» What the task requires: Keep only the lines where "JSON" appears.
··· Listed entries ···
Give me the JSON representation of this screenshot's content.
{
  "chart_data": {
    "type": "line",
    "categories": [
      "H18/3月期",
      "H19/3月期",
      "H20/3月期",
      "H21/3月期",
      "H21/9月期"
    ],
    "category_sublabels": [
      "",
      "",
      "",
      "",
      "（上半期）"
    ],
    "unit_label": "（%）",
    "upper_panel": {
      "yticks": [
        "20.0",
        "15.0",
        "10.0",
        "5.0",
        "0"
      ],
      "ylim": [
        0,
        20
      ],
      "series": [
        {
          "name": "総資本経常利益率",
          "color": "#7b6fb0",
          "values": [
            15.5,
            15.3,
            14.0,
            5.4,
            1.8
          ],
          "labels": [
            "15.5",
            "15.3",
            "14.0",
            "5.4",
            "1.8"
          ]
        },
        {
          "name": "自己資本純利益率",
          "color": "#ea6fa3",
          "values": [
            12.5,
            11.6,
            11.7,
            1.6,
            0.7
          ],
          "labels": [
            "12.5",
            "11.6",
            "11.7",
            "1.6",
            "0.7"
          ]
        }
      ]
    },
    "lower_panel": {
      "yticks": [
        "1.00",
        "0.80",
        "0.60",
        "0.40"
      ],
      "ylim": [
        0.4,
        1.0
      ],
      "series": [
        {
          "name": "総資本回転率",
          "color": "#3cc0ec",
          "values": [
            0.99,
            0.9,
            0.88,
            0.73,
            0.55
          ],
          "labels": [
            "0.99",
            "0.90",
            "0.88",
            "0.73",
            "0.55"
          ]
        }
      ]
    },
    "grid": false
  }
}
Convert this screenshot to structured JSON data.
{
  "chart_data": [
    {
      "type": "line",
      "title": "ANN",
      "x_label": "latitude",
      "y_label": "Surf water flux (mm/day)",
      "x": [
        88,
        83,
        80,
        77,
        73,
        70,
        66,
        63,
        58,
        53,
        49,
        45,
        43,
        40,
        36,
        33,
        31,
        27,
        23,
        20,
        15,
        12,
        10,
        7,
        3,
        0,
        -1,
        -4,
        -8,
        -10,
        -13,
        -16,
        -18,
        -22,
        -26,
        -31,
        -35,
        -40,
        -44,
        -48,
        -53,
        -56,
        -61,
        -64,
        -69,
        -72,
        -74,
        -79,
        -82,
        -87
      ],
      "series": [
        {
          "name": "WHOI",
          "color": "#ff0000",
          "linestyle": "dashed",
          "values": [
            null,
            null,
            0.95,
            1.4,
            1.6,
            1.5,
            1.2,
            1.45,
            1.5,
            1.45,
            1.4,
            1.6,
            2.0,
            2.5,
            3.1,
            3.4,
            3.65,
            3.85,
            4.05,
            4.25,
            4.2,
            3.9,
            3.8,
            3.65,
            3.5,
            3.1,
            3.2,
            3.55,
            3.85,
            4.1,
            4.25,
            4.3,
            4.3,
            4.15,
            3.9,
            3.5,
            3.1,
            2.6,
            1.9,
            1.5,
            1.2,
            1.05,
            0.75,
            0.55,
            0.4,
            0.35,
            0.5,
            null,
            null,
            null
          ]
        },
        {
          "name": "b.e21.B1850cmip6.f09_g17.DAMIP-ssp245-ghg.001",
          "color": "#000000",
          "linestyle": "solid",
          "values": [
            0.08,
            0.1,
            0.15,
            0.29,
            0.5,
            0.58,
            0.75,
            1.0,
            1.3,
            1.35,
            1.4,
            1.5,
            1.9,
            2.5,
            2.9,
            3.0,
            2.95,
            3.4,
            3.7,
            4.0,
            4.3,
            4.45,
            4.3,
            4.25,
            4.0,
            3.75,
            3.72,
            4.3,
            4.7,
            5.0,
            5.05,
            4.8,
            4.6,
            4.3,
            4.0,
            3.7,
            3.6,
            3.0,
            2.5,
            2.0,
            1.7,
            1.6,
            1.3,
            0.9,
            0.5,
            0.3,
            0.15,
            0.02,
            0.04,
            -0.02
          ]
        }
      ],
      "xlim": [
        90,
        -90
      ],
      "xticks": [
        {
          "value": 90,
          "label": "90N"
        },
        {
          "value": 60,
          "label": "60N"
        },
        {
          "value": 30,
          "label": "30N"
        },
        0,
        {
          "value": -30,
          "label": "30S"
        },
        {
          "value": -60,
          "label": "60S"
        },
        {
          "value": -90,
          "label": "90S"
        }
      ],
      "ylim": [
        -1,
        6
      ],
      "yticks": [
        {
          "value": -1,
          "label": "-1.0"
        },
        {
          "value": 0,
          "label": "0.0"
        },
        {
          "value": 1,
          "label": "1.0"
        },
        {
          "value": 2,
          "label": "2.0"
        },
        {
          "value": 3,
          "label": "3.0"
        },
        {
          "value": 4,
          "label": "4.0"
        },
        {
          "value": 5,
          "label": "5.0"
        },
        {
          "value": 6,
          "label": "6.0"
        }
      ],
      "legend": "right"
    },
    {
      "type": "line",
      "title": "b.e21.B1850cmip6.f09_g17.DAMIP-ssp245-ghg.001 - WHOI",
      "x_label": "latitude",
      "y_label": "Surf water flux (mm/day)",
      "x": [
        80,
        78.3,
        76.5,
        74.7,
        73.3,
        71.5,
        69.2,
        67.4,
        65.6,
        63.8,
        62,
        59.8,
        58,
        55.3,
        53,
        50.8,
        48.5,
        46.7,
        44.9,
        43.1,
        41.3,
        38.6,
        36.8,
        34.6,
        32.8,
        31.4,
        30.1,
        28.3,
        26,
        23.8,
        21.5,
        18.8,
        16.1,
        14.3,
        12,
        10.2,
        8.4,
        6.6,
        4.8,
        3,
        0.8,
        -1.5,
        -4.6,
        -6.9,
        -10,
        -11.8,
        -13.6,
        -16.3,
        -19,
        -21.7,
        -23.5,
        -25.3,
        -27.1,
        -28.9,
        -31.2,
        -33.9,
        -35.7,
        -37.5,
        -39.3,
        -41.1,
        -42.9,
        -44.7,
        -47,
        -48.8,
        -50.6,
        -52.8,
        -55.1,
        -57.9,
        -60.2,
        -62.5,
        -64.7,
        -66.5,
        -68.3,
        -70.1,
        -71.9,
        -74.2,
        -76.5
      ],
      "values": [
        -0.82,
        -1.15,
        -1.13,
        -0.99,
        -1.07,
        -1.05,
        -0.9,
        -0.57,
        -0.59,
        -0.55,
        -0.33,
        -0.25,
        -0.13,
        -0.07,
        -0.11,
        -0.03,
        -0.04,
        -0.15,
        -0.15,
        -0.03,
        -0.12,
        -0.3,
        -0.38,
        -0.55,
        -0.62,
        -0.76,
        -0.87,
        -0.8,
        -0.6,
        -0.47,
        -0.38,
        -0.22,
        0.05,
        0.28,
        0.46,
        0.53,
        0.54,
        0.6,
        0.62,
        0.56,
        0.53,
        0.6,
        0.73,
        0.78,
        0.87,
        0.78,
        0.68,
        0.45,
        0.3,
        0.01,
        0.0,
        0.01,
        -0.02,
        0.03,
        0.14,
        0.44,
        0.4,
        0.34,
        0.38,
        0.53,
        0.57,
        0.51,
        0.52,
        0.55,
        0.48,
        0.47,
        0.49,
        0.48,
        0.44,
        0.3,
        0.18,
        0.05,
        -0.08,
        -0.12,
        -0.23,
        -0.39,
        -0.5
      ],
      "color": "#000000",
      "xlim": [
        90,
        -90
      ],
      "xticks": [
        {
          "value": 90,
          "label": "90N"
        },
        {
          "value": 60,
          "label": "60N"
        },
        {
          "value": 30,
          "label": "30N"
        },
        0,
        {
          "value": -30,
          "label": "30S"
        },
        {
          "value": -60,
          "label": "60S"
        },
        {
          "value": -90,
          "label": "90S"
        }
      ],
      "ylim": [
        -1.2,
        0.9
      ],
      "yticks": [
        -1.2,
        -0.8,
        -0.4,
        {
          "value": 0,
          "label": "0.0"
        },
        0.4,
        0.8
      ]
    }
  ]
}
···
» Complete output:
Give me the JSON representation of this screenshot's content.
Convert this screenshot to structured JSON data.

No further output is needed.